__Task instructions__: Determine the number of lines in these entries that hold the word "solstizio". Give the number and nothing more.

══ Recorded data

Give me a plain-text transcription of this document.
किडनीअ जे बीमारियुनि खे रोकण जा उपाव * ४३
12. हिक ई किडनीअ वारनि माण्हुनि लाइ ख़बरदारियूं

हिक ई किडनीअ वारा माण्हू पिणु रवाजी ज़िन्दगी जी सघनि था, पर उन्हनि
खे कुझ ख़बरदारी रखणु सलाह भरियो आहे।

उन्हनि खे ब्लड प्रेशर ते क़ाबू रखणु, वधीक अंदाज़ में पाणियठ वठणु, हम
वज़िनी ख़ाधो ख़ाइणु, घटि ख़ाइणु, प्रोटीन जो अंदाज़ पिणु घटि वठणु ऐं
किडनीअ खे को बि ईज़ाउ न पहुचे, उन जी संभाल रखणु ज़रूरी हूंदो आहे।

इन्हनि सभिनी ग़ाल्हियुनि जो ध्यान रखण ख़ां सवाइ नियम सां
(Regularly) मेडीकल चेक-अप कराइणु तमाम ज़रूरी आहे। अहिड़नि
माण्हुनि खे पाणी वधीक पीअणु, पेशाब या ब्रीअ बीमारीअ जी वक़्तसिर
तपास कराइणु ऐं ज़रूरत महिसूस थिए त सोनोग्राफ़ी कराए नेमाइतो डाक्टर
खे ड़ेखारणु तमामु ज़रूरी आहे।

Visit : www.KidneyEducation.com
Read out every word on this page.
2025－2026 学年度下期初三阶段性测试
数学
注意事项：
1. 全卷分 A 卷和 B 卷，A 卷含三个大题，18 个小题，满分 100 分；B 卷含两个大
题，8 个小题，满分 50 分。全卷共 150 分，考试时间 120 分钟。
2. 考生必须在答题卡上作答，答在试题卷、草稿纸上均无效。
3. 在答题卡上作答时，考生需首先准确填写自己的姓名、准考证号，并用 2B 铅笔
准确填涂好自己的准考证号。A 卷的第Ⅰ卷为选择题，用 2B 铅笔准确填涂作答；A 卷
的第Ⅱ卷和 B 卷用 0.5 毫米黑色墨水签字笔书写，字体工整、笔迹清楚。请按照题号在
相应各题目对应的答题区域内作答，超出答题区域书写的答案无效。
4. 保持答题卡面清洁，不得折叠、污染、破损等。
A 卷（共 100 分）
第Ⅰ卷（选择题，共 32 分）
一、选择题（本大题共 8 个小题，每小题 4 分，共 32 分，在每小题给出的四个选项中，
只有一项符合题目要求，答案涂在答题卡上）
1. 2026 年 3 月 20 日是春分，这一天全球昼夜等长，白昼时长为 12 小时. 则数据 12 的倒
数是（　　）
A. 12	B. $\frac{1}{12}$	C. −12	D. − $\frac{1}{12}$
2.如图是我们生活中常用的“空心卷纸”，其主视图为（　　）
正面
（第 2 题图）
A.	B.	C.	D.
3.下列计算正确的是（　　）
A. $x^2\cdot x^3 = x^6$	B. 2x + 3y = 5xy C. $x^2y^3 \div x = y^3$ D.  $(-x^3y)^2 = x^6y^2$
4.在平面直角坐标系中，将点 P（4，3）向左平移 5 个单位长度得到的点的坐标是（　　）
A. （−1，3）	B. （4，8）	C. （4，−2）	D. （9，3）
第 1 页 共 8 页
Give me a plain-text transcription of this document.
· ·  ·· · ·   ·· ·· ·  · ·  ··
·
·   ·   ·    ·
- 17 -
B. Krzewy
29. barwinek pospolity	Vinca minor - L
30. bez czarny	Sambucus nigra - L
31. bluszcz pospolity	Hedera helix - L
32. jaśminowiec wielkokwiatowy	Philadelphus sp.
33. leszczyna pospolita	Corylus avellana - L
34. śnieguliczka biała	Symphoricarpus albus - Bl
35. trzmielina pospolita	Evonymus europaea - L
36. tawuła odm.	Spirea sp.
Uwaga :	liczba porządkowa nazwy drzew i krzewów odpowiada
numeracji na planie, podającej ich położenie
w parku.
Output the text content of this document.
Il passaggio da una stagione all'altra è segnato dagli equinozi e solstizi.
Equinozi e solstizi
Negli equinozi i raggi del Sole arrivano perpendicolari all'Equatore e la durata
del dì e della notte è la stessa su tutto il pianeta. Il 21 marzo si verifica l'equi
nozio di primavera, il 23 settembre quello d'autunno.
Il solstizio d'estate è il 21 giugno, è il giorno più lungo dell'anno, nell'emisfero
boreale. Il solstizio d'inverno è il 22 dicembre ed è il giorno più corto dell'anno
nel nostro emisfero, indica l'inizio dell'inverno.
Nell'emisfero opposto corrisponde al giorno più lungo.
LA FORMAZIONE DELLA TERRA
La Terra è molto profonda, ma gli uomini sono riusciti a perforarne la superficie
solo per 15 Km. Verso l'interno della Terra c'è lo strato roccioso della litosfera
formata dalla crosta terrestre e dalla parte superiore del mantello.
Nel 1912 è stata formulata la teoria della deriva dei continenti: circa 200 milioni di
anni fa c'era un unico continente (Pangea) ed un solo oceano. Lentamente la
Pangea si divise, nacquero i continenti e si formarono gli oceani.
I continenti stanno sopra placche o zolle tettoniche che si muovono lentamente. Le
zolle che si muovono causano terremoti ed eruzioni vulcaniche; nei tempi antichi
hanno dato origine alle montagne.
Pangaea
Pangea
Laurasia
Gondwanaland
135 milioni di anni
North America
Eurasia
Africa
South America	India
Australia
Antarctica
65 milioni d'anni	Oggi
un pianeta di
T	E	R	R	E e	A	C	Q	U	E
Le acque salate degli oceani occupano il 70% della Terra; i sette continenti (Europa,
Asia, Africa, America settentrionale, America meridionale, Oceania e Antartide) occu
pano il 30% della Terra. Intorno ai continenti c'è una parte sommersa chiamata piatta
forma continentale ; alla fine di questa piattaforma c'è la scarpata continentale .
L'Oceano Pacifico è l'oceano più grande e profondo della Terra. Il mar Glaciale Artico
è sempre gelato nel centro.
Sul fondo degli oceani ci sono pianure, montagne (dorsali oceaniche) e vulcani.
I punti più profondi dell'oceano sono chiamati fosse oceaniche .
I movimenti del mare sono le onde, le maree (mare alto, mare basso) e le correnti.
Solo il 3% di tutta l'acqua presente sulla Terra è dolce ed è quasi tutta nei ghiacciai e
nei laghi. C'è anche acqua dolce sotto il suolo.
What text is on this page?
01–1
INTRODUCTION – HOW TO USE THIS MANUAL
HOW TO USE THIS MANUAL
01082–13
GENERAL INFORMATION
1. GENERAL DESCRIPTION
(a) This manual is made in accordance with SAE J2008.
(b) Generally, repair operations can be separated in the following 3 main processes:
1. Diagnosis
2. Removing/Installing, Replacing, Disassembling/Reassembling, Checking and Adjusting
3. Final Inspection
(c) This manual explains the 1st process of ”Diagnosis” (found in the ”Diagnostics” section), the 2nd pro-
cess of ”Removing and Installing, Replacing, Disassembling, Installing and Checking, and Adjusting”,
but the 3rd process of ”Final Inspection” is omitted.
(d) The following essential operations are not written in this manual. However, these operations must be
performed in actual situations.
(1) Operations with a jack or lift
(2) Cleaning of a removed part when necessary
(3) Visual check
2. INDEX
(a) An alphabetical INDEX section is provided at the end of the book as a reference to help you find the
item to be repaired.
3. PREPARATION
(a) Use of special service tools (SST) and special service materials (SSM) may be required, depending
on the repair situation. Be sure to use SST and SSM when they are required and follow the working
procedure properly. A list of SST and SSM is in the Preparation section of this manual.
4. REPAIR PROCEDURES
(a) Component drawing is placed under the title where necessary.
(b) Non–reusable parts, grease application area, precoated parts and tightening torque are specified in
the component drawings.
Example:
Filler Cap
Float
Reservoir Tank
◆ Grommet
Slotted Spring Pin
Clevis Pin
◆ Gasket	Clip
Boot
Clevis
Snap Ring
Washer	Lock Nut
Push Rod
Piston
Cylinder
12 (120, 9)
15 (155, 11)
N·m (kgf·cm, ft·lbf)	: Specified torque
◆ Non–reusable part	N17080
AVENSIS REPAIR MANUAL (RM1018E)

════

__Written solution__: 2